- _Prompt_:
Where a line holds the string "something", return that line.

- _Exercise material_:
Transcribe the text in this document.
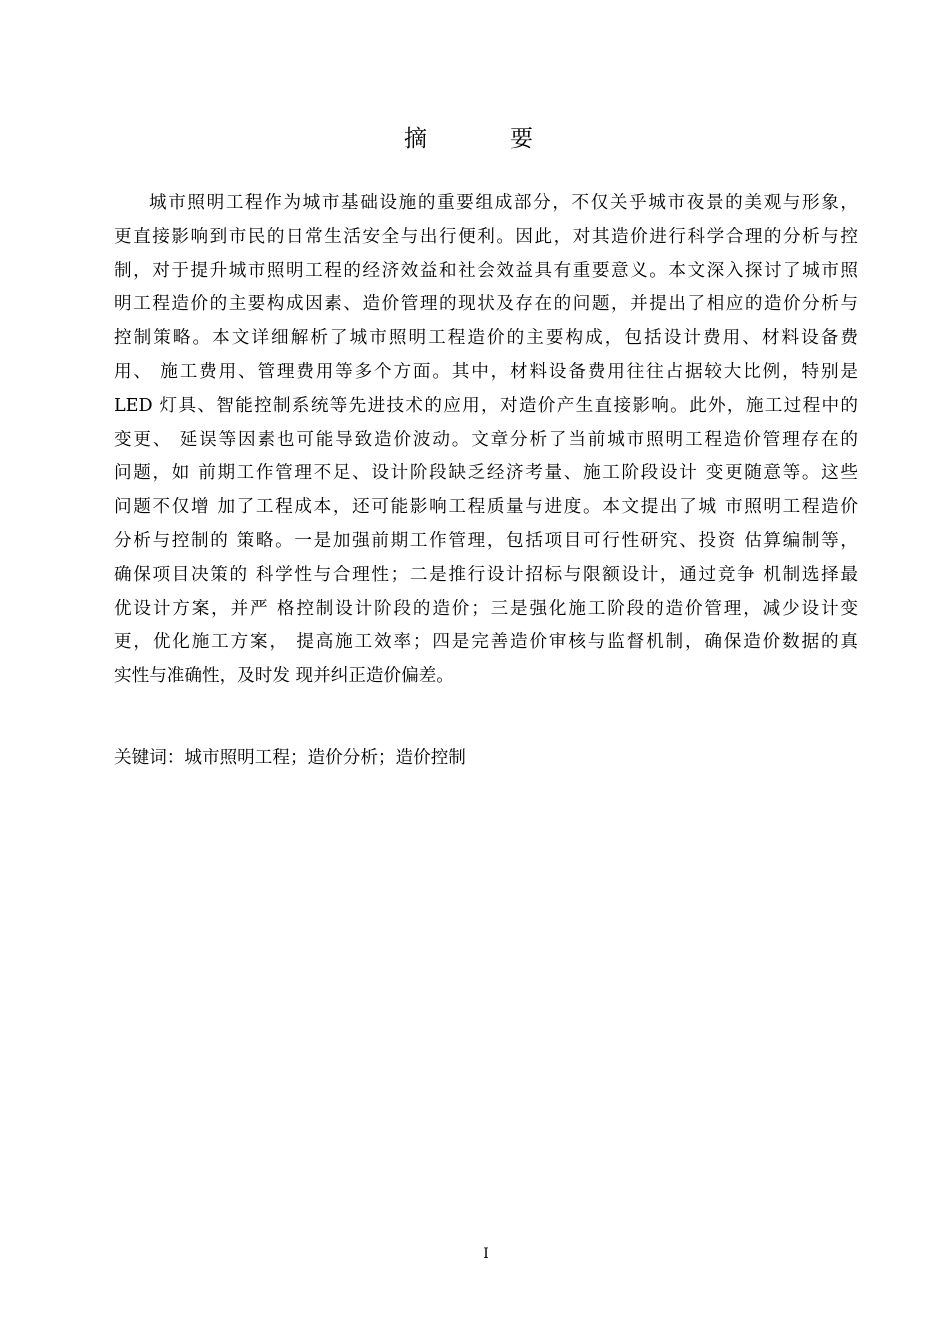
摘　要
城市照明工程作为城市基础设施的重要组成部分，不仅关乎城市夜景的美观与形象，
更直接影响到市民的日常生活安全与出行便利。因此，对其造价进行科学合理的分析与控
制，对于提升城市照明工程的经济效益和社会效益具有重要意义。本文深入探讨了城市照
明工程造价的主要构成因素、造价管理的现状及存在的问题，并提出了相应的造价分析与
控制策略。本文详细解析了城市照明工程造价的主要构成，包括设计费用、材料设备费
用、 施工费用、管理费用等多个方面。其中，材料设备费用往往占据较大比例，特别是
LED 灯具、智能控制系统等先进技术的应用，对造价产生直接影响。此外，施工过程中的
变更、 延误等因素也可能导致造价波动。文章分析了当前城市照明工程造价管理存在的
问题，如 前期工作管理不足、设计阶段缺乏经济考量、施工阶段设计 变更随意等。这些
问题不仅增 加了工程成本，还可能影响工程质量与进度。本文提出了城 市照明工程造价
分析与控制的 策略。一是加强前期工作管理，包括项目可行性研究、投资 估算编制等，
确保项目决策的 科学性与合理性；二是推行设计招标与限额设计，通过竞争 机制选择最
优设计方案，并严 格控制设计阶段的造价；三是强化施工阶段的造价管理，减少设计变
更，优化施工方案， 提高施工效率；四是完善造价审核与监督机制，确保造价数据的真
实性与准确性，及时发 现并纠正造价偏差。
关键词：城市照明工程；造价分析；造价控制
I
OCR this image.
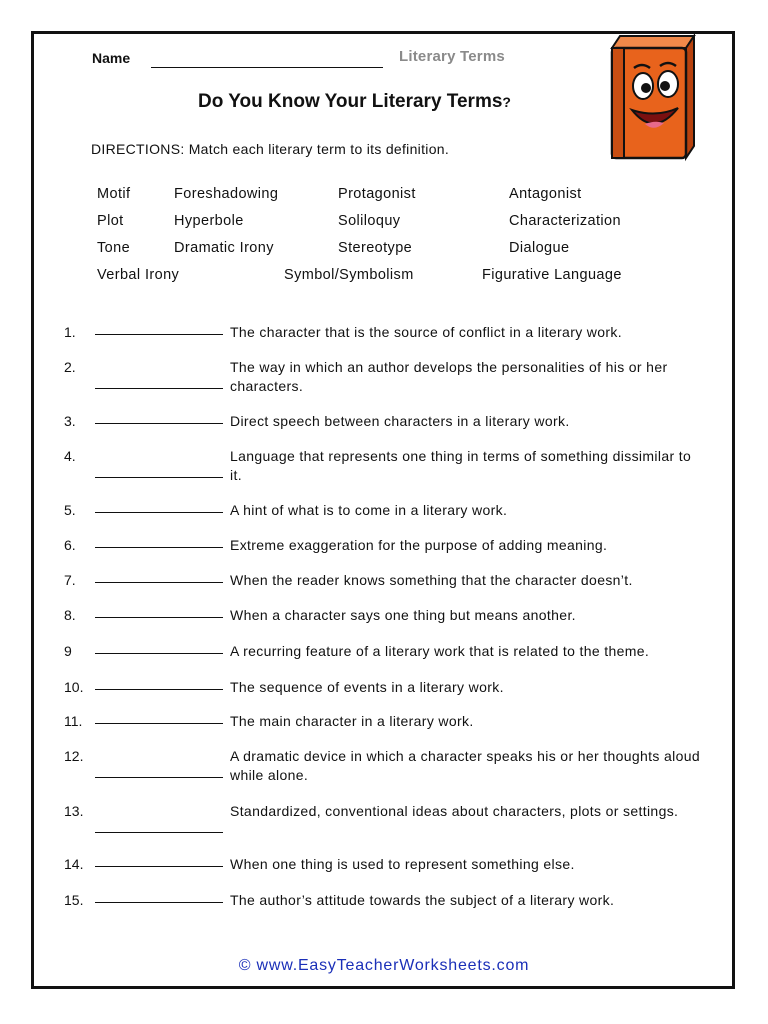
Name	Literary Terms
Do You Know Your Literary Terms?
DIRECTIONS: Match each literary term to its definition.
Motif	Foreshadowing	Protagonist	Antagonist
Plot	Hyperbole	Soliloquy	Characterization
Tone	Dramatic Irony	Stereotype	Dialogue
Verbal Irony	Symbol/Symbolism	Figurative Language
1.	The character that is the source of conflict in a literary work.
2.	The way in which an author develops the personalities of his or her characters.
3.	Direct speech between characters in a literary work.
4.	Language that represents one thing in terms of something dissimilar to it.
5.	A hint of what is to come in a literary work.
6.	Extreme exaggeration for the purpose of adding meaning.
7.	When the reader knows something that the character doesn’t.
8.	When a character says one thing but means another.
9	A recurring feature of a literary work that is related to the theme.
10.	The sequence of events in a literary work.
11.	The main character in a literary work.
12.	A dramatic device in which a character speaks his or her thoughts aloud while alone.
13.	Standardized, conventional ideas about characters, plots or settings.
14.	When one thing is used to represent something else.
15.	The author’s attitude towards the subject of a literary work.
© www.EasyTeacherWorksheets.com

- _The answer_:
4.	Language that represents one thing in terms of something dissimilar to it.
7.	When the reader knows something that the character doesn’t.
14.	When one thing is used to represent something else.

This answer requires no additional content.